§ **EXERCISE AIM**: Can you write out the entries below again, changing every "blurred-child-name" to "hidden-child-name" and leaving everything else untouched?

§ **DATASET ROWS**:
• • • • • • •
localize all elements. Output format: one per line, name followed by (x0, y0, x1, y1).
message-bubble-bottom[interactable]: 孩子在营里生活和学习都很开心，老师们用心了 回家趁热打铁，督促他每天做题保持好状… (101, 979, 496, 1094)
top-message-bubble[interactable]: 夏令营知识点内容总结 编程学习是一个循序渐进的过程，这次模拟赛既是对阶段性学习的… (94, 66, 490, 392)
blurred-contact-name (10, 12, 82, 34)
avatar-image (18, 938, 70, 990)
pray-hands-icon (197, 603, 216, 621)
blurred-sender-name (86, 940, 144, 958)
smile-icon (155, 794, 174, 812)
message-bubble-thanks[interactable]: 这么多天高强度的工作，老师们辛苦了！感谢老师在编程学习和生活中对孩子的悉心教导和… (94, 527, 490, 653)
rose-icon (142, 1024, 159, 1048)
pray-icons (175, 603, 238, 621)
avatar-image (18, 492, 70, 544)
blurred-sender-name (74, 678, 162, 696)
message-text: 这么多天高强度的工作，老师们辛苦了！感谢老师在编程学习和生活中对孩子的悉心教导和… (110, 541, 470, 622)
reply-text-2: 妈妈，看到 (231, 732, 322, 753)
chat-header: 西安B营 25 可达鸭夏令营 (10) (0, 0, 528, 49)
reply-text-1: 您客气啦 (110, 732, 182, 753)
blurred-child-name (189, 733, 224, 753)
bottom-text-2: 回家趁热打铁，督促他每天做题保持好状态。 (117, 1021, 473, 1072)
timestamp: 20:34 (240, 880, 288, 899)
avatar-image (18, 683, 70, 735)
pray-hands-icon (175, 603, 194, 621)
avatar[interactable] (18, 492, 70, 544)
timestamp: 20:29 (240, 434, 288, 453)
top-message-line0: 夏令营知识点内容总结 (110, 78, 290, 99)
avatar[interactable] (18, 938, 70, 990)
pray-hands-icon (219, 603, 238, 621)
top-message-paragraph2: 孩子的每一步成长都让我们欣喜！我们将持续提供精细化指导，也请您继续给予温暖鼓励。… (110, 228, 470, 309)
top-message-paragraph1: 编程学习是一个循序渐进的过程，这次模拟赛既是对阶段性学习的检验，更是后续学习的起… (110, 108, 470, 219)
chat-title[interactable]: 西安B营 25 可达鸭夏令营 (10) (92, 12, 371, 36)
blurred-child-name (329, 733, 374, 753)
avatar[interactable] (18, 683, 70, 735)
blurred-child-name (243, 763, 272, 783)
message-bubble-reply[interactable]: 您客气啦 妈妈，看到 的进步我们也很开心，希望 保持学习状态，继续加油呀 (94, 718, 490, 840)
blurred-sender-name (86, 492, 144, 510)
• • • • • • •
§ **EXERCISE ANSWER**:
localize all elements. Output format: one per line, name followed by (x0, y0, x1, y1).
message-bubble-bottom[interactable]: 孩子在营里生活和学习都很开心，老师们用心了 回家趁热打铁，督促他每天做题保持好状… (101, 979, 496, 1094)
top-message-bubble[interactable]: 夏令营知识点内容总结 编程学习是一个循序渐进的过程，这次模拟赛既是对阶段性学习的… (94, 66, 490, 392)
blurred-contact-name (10, 12, 82, 34)
avatar-image (18, 938, 70, 990)
pray-hands-icon (197, 603, 216, 621)
blurred-sender-name (86, 940, 144, 958)
smile-icon (155, 794, 174, 812)
message-bubble-thanks[interactable]: 这么多天高强度的工作，老师们辛苦了！感谢老师在编程学习和生活中对孩子的悉心教导和… (94, 527, 490, 653)
rose-icon (142, 1024, 159, 1048)
pray-icons (175, 603, 238, 621)
avatar-image (18, 492, 70, 544)
blurred-sender-name (74, 678, 162, 696)
message-text: 这么多天高强度的工作，老师们辛苦了！感谢老师在编程学习和生活中对孩子的悉心教导和… (110, 541, 470, 622)
reply-text-2: 妈妈，看到 (231, 732, 322, 753)
chat-header: 西安B营 25 可达鸭夏令营 (10) (0, 0, 528, 49)
reply-text-1: 您客气啦 (110, 732, 182, 753)
hidden-child-name (189, 733, 224, 753)
bottom-text-2: 回家趁热打铁，督促他每天做题保持好状态。 (117, 1021, 473, 1072)
timestamp: 20:34 (240, 880, 288, 899)
avatar-image (18, 683, 70, 735)
pray-hands-icon (175, 603, 194, 621)
avatar[interactable] (18, 492, 70, 544)
timestamp: 20:29 (240, 434, 288, 453)
top-message-line0: 夏令营知识点内容总结 (110, 78, 290, 99)
avatar[interactable] (18, 938, 70, 990)
pray-hands-icon (219, 603, 238, 621)
top-message-paragraph2: 孩子的每一步成长都让我们欣喜！我们将持续提供精细化指导，也请您继续给予温暖鼓励。… (110, 228, 470, 309)
top-message-paragraph1: 编程学习是一个循序渐进的过程，这次模拟赛既是对阶段性学习的检验，更是后续学习的起… (110, 108, 470, 219)
chat-title[interactable]: 西安B营 25 可达鸭夏令营 (10) (92, 12, 371, 36)
hidden-child-name (329, 733, 374, 753)
avatar[interactable] (18, 683, 70, 735)
hidden-child-name (243, 763, 272, 783)
message-bubble-reply[interactable]: 您客气啦 妈妈，看到 的进步我们也很开心，希望 保持学习状态，继续加油呀 (94, 718, 490, 840)
blurred-sender-name (86, 492, 144, 510)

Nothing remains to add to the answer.